_WORK TO DO_.
Quote every line below exactly and skip any picture.

+++++

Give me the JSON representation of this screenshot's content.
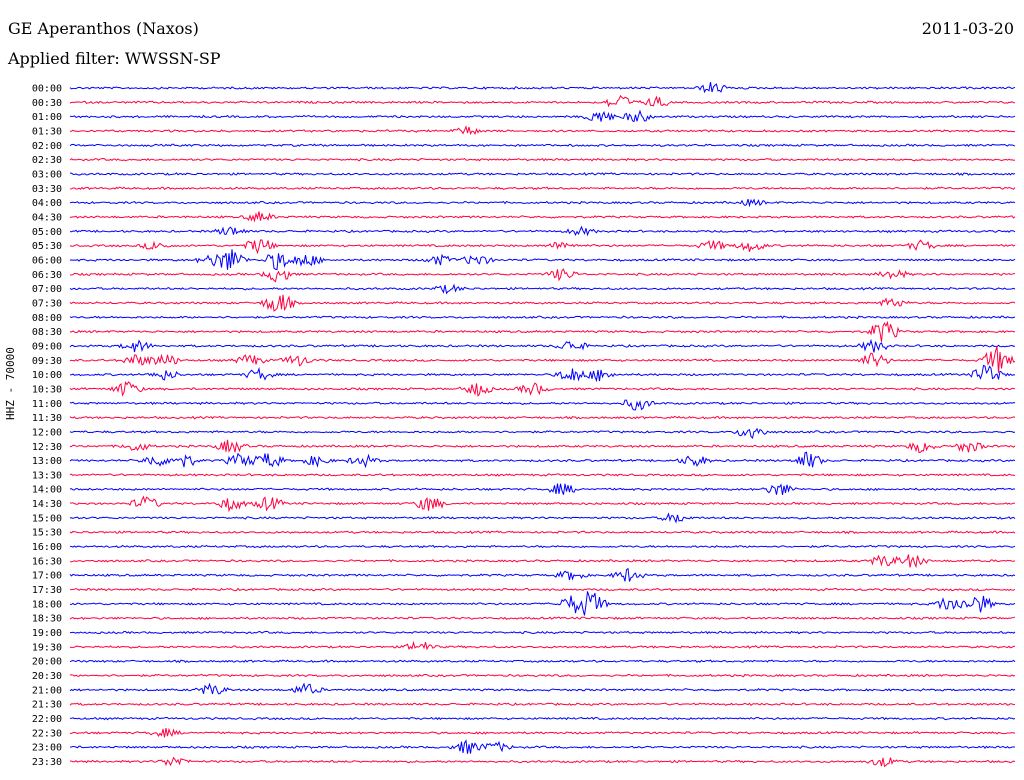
{
  "header": {
    "station": "GE Aperanthos (Naxos)",
    "filter": "Applied filter: WWSSN-SP",
    "date": "2011-03-20"
  },
  "channel_label": "HHZ - 70000",
  "colors": {
    "even": "#0000ff",
    "odd": "#ff0040"
  },
  "chart_data": {
    "type": "line",
    "title": "GE Aperanthos (Naxos)",
    "subtitle": "Applied filter: WWSSN-SP",
    "ylabel": "HHZ - 70000",
    "rows": [
      "00:00",
      "00:30",
      "01:00",
      "01:30",
      "02:00",
      "02:30",
      "03:00",
      "03:30",
      "04:00",
      "04:30",
      "05:00",
      "05:30",
      "06:00",
      "06:30",
      "07:00",
      "07:30",
      "08:00",
      "08:30",
      "09:00",
      "09:30",
      "10:00",
      "10:30",
      "11:00",
      "11:30",
      "12:00",
      "12:30",
      "13:00",
      "13:30",
      "14:00",
      "14:30",
      "15:00",
      "15:30",
      "16:00",
      "16:30",
      "17:00",
      "17:30",
      "18:00",
      "18:30",
      "19:00",
      "19:30",
      "20:00",
      "20:30",
      "21:00",
      "21:30",
      "22:00",
      "22:30",
      "23:00",
      "23:30"
    ],
    "events": [
      {
        "row": 0,
        "t": 0.68,
        "amp": 6
      },
      {
        "row": 1,
        "t": 0.58,
        "amp": 8
      },
      {
        "row": 1,
        "t": 0.62,
        "amp": 5
      },
      {
        "row": 2,
        "t": 0.56,
        "amp": 7
      },
      {
        "row": 2,
        "t": 0.6,
        "amp": 6
      },
      {
        "row": 3,
        "t": 0.42,
        "amp": 4
      },
      {
        "row": 8,
        "t": 0.72,
        "amp": 3
      },
      {
        "row": 9,
        "t": 0.2,
        "amp": 5
      },
      {
        "row": 10,
        "t": 0.17,
        "amp": 5
      },
      {
        "row": 10,
        "t": 0.54,
        "amp": 4
      },
      {
        "row": 11,
        "t": 0.09,
        "amp": 4
      },
      {
        "row": 11,
        "t": 0.2,
        "amp": 8
      },
      {
        "row": 11,
        "t": 0.52,
        "amp": 4
      },
      {
        "row": 11,
        "t": 0.68,
        "amp": 5
      },
      {
        "row": 11,
        "t": 0.72,
        "amp": 6
      },
      {
        "row": 11,
        "t": 0.9,
        "amp": 5
      },
      {
        "row": 12,
        "t": 0.15,
        "amp": 5
      },
      {
        "row": 12,
        "t": 0.17,
        "amp": 12
      },
      {
        "row": 12,
        "t": 0.22,
        "amp": 10
      },
      {
        "row": 12,
        "t": 0.25,
        "amp": 7
      },
      {
        "row": 12,
        "t": 0.39,
        "amp": 5
      },
      {
        "row": 12,
        "t": 0.43,
        "amp": 6
      },
      {
        "row": 13,
        "t": 0.22,
        "amp": 8
      },
      {
        "row": 13,
        "t": 0.52,
        "amp": 6
      },
      {
        "row": 13,
        "t": 0.87,
        "amp": 5
      },
      {
        "row": 14,
        "t": 0.4,
        "amp": 4
      },
      {
        "row": 15,
        "t": 0.22,
        "amp": 12
      },
      {
        "row": 15,
        "t": 0.87,
        "amp": 5
      },
      {
        "row": 17,
        "t": 0.86,
        "amp": 12
      },
      {
        "row": 18,
        "t": 0.07,
        "amp": 6
      },
      {
        "row": 18,
        "t": 0.53,
        "amp": 6
      },
      {
        "row": 18,
        "t": 0.85,
        "amp": 6
      },
      {
        "row": 19,
        "t": 0.07,
        "amp": 6
      },
      {
        "row": 19,
        "t": 0.1,
        "amp": 7
      },
      {
        "row": 19,
        "t": 0.19,
        "amp": 6
      },
      {
        "row": 19,
        "t": 0.24,
        "amp": 6
      },
      {
        "row": 19,
        "t": 0.85,
        "amp": 8
      },
      {
        "row": 19,
        "t": 0.98,
        "amp": 14
      },
      {
        "row": 20,
        "t": 0.1,
        "amp": 5
      },
      {
        "row": 20,
        "t": 0.2,
        "amp": 6
      },
      {
        "row": 20,
        "t": 0.53,
        "amp": 8
      },
      {
        "row": 20,
        "t": 0.56,
        "amp": 6
      },
      {
        "row": 20,
        "t": 0.97,
        "amp": 12
      },
      {
        "row": 21,
        "t": 0.06,
        "amp": 8
      },
      {
        "row": 21,
        "t": 0.43,
        "amp": 7
      },
      {
        "row": 21,
        "t": 0.49,
        "amp": 6
      },
      {
        "row": 22,
        "t": 0.6,
        "amp": 7
      },
      {
        "row": 24,
        "t": 0.72,
        "amp": 8
      },
      {
        "row": 25,
        "t": 0.07,
        "amp": 5
      },
      {
        "row": 25,
        "t": 0.17,
        "amp": 7
      },
      {
        "row": 25,
        "t": 0.9,
        "amp": 6
      },
      {
        "row": 25,
        "t": 0.95,
        "amp": 6
      },
      {
        "row": 26,
        "t": 0.09,
        "amp": 6
      },
      {
        "row": 26,
        "t": 0.12,
        "amp": 7
      },
      {
        "row": 26,
        "t": 0.18,
        "amp": 7
      },
      {
        "row": 26,
        "t": 0.21,
        "amp": 8
      },
      {
        "row": 26,
        "t": 0.26,
        "amp": 5
      },
      {
        "row": 26,
        "t": 0.31,
        "amp": 6
      },
      {
        "row": 26,
        "t": 0.66,
        "amp": 6
      },
      {
        "row": 26,
        "t": 0.78,
        "amp": 9
      },
      {
        "row": 28,
        "t": 0.52,
        "amp": 6
      },
      {
        "row": 28,
        "t": 0.75,
        "amp": 7
      },
      {
        "row": 29,
        "t": 0.08,
        "amp": 7
      },
      {
        "row": 29,
        "t": 0.17,
        "amp": 7
      },
      {
        "row": 29,
        "t": 0.21,
        "amp": 7
      },
      {
        "row": 29,
        "t": 0.38,
        "amp": 8
      },
      {
        "row": 30,
        "t": 0.64,
        "amp": 5
      },
      {
        "row": 33,
        "t": 0.86,
        "amp": 6
      },
      {
        "row": 33,
        "t": 0.89,
        "amp": 7
      },
      {
        "row": 34,
        "t": 0.53,
        "amp": 5
      },
      {
        "row": 34,
        "t": 0.59,
        "amp": 7
      },
      {
        "row": 36,
        "t": 0.53,
        "amp": 8
      },
      {
        "row": 36,
        "t": 0.55,
        "amp": 14
      },
      {
        "row": 36,
        "t": 0.93,
        "amp": 8
      },
      {
        "row": 36,
        "t": 0.96,
        "amp": 10
      },
      {
        "row": 39,
        "t": 0.37,
        "amp": 6
      },
      {
        "row": 42,
        "t": 0.15,
        "amp": 6
      },
      {
        "row": 42,
        "t": 0.25,
        "amp": 6
      },
      {
        "row": 45,
        "t": 0.1,
        "amp": 4
      },
      {
        "row": 46,
        "t": 0.42,
        "amp": 7
      },
      {
        "row": 46,
        "t": 0.45,
        "amp": 5
      },
      {
        "row": 47,
        "t": 0.11,
        "amp": 5
      },
      {
        "row": 47,
        "t": 0.86,
        "amp": 5
      }
    ]
  }
}
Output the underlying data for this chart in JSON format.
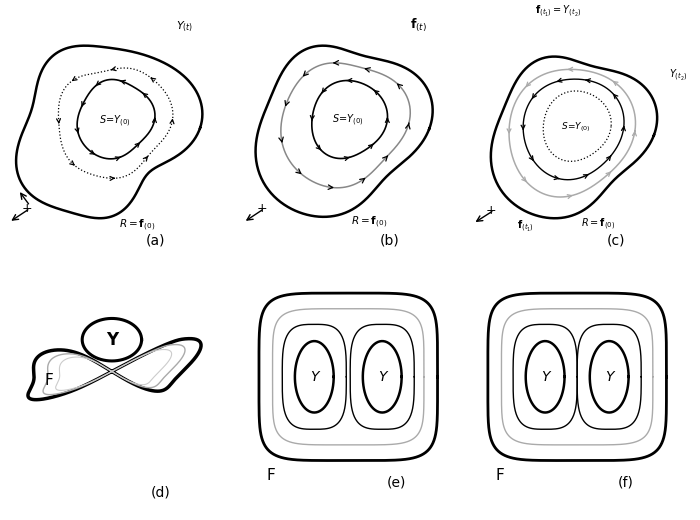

+++++

_EXERCISE ANSWER_.
Give me the JSON representation of this screenshot's content.
{
  "header": {
    "station": "GE Aperanthos (Naxos)",
    "filter": "Applied filter: WWSSN-SP",
    "date": "2011-03-20"
  },
  "channel_label": "HHZ - 70000",
  "colors": {
    "even": "#0000ff",
    "odd": "#ff0040"
  },
  "chart_data": {
    "type": "line",
    "title": "GE Aperanthos (Naxos)",
    "subtitle": "Applied filter: WWSSN-SP",
    "ylabel": "HHZ - 70000",
    "rows": [
      "00:00",
      "00:30",
      "01:00",
      "01:30",
      "02:00",
      "02:30",
      "03:00",
      "03:30",
      "04:00",
      "04:30",
      "05:00",
      "05:30",
      "06:00",
      "06:30",
      "07:00",
      "07:30",
      "08:00",
      "08:30",
      "09:00",
      "09:30",
      "10:00",
      "10:30",
      "11:00",
      "11:30",
      "12:00",
      "12:30",
      "13:00",
      "13:30",
      "14:00",
      "14:30",
      "15:00",
      "15:30",
      "16:00",
      "16:30",
      "17:00",
      "17:30",
      "18:00",
      "18:30",
      "19:00",
      "19:30",
      "20:00",
      "20:30",
      "21:00",
      "21:30",
      "22:00",
      "22:30",
      "23:00",
      "23:30"
    ],
    "events": [
      {
        "row": 0,
        "t": 0.68,
        "amp": 6
      },
      {
        "row": 1,
        "t": 0.58,
        "amp": 8
      },
      {
        "row": 1,
        "t": 0.62,
        "amp": 5
      },
      {
        "row": 2,
        "t": 0.56,
        "amp": 7
      },
      {
        "row": 2,
        "t": 0.6,
        "amp": 6
      },
      {
        "row": 3,
        "t": 0.42,
        "amp": 4
      },
      {
        "row": 8,
        "t": 0.72,
        "amp": 3
      },
      {
        "row": 9,
        "t": 0.2,
        "amp": 5
      },
      {
        "row": 10,
        "t": 0.17,
        "amp": 5
      },
      {
        "row": 10,
        "t": 0.54,
        "amp": 4
      },
      {
        "row": 11,
        "t": 0.09,
        "amp": 4
      },
      {
        "row": 11,
        "t": 0.2,
        "amp": 8
      },
      {
        "row": 11,
        "t": 0.52,
        "amp": 4
      },
      {
        "row": 11,
        "t": 0.68,
        "amp": 5
      },
      {
        "row": 11,
        "t": 0.72,
        "amp": 6
      },
      {
        "row": 11,
        "t": 0.9,
        "amp": 5
      },
      {
        "row": 12,
        "t": 0.15,
        "amp": 5
      },
      {
        "row": 12,
        "t": 0.17,
        "amp": 12
      },
      {
        "row": 12,
        "t": 0.22,
        "amp": 10
      },
      {
        "row": 12,
        "t": 0.25,
        "amp": 7
      },
      {
        "row": 12,
        "t": 0.39,
        "amp": 5
      },
      {
        "row": 12,
        "t": 0.43,
        "amp": 6
      },
      {
        "row": 13,
        "t": 0.22,
        "amp": 8
      },
      {
        "row": 13,
        "t": 0.52,
        "amp": 6
      },
      {
        "row": 13,
        "t": 0.87,
        "amp": 5
      },
      {
        "row": 14,
        "t": 0.4,
        "amp": 4
      },
      {
        "row": 15,
        "t": 0.22,
        "amp": 12
      },
      {
        "row": 15,
        "t": 0.87,
        "amp": 5
      },
      {
        "row": 17,
        "t": 0.86,
        "amp": 12
      },
      {
        "row": 18,
        "t": 0.07,
        "amp": 6
      },
      {
        "row": 18,
        "t": 0.53,
        "amp": 6
      },
      {
        "row": 18,
        "t": 0.85,
        "amp": 6
      },
      {
        "row": 19,
        "t": 0.07,
        "amp": 6
      },
      {
        "row": 19,
        "t": 0.1,
        "amp": 7
      },
      {
        "row": 19,
        "t": 0.19,
        "amp": 6
      },
      {
        "row": 19,
        "t": 0.24,
        "amp": 6
      },
      {
        "row": 19,
        "t": 0.85,
        "amp": 8
      },
      {
        "row": 19,
        "t": 0.98,
        "amp": 14
      },
      {
        "row": 20,
        "t": 0.1,
        "amp": 5
      },
      {
        "row": 20,
        "t": 0.2,
        "amp": 6
      },
      {
        "row": 20,
        "t": 0.53,
        "amp": 8
      },
      {
        "row": 20,
        "t": 0.56,
        "amp": 6
      },
      {
        "row": 20,
        "t": 0.97,
        "amp": 12
      },
      {
        "row": 21,
        "t": 0.06,
        "amp": 8
      },
      {
        "row": 21,
        "t": 0.43,
        "amp": 7
      },
      {
        "row": 21,
        "t": 0.49,
        "amp": 6
      },
      {
        "row": 22,
        "t": 0.6,
        "amp": 7
      },
      {
        "row": 24,
        "t": 0.72,
        "amp": 8
      },
      {
        "row": 25,
        "t": 0.07,
        "amp": 5
      },
      {
        "row": 25,
        "t": 0.17,
        "amp": 7
      },
      {
        "row": 25,
        "t": 0.9,
        "amp": 6
      },
      {
        "row": 25,
        "t": 0.95,
        "amp": 6
      },
      {
        "row": 26,
        "t": 0.09,
        "amp": 6
      },
      {
        "row": 26,
        "t": 0.12,
        "amp": 7
      },
      {
        "row": 26,
        "t": 0.18,
        "amp": 7
      },
      {
        "row": 26,
        "t": 0.21,
        "amp": 8
      },
      {
        "row": 26,
        "t": 0.26,
        "amp": 5
      },
      {
        "row": 26,
        "t": 0.31,
        "amp": 6
      },
      {
        "row": 26,
        "t": 0.66,
        "amp": 6
      },
      {
        "row": 26,
        "t": 0.78,
        "amp": 9
      },
      {
        "row": 28,
        "t": 0.52,
        "amp": 6
      },
      {
        "row": 28,
        "t": 0.75,
        "amp": 7
      },
      {
        "row": 29,
        "t": 0.08,
        "amp": 7
      },
      {
        "row": 29,
        "t": 0.17,
        "amp": 7
      },
      {
        "row": 29,
        "t": 0.21,
        "amp": 7
      },
      {
        "row": 29,
        "t": 0.38,
        "amp": 8
      },
      {
        "row": 30,
        "t": 0.64,
        "amp": 5
      },
      {
        "row": 33,
        "t": 0.86,
        "amp": 6
      },
      {
        "row": 33,
        "t": 0.89,
        "amp": 7
      },
      {
        "row": 34,
        "t": 0.53,
        "amp": 5
      },
      {
        "row": 34,
        "t": 0.59,
        "amp": 7
      },
      {
        "row": 36,
        "t": 0.53,
        "amp": 8
      },
      {
        "row": 36,
        "t": 0.55,
        "amp": 14
      },
      {
        "row": 36,
        "t": 0.93,
        "amp": 8
      },
      {
        "row": 36,
        "t": 0.96,
        "amp": 10
      },
      {
        "row": 39,
        "t": 0.37,
        "amp": 6
      },
      {
        "row": 42,
        "t": 0.15,
        "amp": 6
      },
      {
        "row": 42,
        "t": 0.25,
        "amp": 6
      },
      {
        "row": 45,
        "t": 0.1,
        "amp": 4
      },
      {
        "row": 46,
        "t": 0.42,
        "amp": 7
      },
      {
        "row": 46,
        "t": 0.45,
        "amp": 5
      },
      {
        "row": 47,
        "t": 0.11,
        "amp": 5
      },
      {
        "row": 47,
        "t": 0.86,
        "amp": 5
      }
    ]
  }
}
Output the underlying data for this chart in JSON format.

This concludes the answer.